AIM OF THE TASK –
Each line of the material below that holds the word "support" needs to be copied.

DATA ROWS –
*-*-*

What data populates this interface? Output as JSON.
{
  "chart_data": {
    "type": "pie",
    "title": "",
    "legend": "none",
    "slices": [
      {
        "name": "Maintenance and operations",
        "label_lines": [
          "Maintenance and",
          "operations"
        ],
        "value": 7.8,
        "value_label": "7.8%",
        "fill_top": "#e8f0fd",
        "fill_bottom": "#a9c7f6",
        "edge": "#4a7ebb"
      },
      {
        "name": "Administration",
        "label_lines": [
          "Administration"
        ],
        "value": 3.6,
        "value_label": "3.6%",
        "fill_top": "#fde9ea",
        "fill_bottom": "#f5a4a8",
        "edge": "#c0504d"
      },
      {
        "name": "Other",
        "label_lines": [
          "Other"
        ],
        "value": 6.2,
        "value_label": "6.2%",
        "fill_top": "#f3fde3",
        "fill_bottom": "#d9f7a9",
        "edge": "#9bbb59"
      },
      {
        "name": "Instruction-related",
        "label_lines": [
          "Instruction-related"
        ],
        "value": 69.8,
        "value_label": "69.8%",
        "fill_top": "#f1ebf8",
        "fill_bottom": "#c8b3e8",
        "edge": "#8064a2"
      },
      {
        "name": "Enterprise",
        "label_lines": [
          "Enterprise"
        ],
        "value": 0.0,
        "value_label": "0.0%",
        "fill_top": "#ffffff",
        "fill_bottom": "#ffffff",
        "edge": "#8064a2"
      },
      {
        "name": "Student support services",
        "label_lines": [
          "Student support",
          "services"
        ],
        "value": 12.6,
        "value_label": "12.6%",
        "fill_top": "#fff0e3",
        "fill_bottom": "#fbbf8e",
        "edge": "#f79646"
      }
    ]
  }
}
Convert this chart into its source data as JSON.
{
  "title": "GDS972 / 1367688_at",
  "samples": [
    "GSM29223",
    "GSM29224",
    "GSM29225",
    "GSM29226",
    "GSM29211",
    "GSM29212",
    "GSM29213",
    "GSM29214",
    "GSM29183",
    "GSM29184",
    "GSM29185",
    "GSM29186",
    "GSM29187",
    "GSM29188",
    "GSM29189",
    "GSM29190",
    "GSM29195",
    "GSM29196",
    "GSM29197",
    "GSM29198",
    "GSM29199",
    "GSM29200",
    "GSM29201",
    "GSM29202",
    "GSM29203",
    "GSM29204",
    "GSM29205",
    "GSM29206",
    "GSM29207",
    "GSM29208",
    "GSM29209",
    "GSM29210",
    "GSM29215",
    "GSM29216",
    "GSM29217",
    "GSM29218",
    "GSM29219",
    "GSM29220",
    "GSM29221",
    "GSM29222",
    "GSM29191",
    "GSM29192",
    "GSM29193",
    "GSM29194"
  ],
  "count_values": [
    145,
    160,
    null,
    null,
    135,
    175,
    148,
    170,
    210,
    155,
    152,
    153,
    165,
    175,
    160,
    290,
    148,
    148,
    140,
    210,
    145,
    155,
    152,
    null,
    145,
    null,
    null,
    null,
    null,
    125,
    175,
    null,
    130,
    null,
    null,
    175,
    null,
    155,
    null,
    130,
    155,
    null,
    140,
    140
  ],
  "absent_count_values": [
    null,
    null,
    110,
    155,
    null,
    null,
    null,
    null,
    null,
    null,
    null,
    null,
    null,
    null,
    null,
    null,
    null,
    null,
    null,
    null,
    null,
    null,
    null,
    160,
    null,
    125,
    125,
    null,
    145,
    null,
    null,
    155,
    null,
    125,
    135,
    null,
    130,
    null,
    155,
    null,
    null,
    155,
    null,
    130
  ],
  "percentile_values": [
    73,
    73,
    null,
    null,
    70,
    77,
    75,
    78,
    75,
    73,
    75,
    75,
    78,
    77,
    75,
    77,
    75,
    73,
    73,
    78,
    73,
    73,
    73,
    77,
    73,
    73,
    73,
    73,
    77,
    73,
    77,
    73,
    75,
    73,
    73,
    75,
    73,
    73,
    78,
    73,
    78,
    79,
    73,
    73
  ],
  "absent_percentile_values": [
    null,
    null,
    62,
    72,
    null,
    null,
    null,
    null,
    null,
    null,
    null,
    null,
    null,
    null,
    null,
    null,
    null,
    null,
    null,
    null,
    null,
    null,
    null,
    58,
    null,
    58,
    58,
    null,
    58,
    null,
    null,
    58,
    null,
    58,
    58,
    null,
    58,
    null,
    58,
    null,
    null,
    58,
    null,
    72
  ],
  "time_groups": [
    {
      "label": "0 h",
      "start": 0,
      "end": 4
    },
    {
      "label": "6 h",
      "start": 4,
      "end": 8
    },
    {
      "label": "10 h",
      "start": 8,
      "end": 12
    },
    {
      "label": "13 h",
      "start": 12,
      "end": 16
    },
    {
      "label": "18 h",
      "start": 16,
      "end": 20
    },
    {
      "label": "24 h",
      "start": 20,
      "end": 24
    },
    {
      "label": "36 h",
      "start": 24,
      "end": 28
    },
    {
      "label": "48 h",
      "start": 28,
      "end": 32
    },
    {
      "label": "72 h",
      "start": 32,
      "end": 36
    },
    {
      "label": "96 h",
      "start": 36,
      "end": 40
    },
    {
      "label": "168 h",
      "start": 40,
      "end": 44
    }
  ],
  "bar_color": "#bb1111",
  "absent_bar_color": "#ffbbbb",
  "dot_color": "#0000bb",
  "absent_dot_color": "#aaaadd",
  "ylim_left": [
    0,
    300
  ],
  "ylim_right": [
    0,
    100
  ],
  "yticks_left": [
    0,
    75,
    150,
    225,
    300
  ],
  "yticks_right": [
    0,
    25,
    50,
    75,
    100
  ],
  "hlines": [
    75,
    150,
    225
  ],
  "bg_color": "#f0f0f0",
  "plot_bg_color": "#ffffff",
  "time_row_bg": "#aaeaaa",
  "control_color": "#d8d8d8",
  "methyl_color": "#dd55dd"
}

*-*-*

WRITTEN REPLY –
        "name": "Student support services",
          "Student support",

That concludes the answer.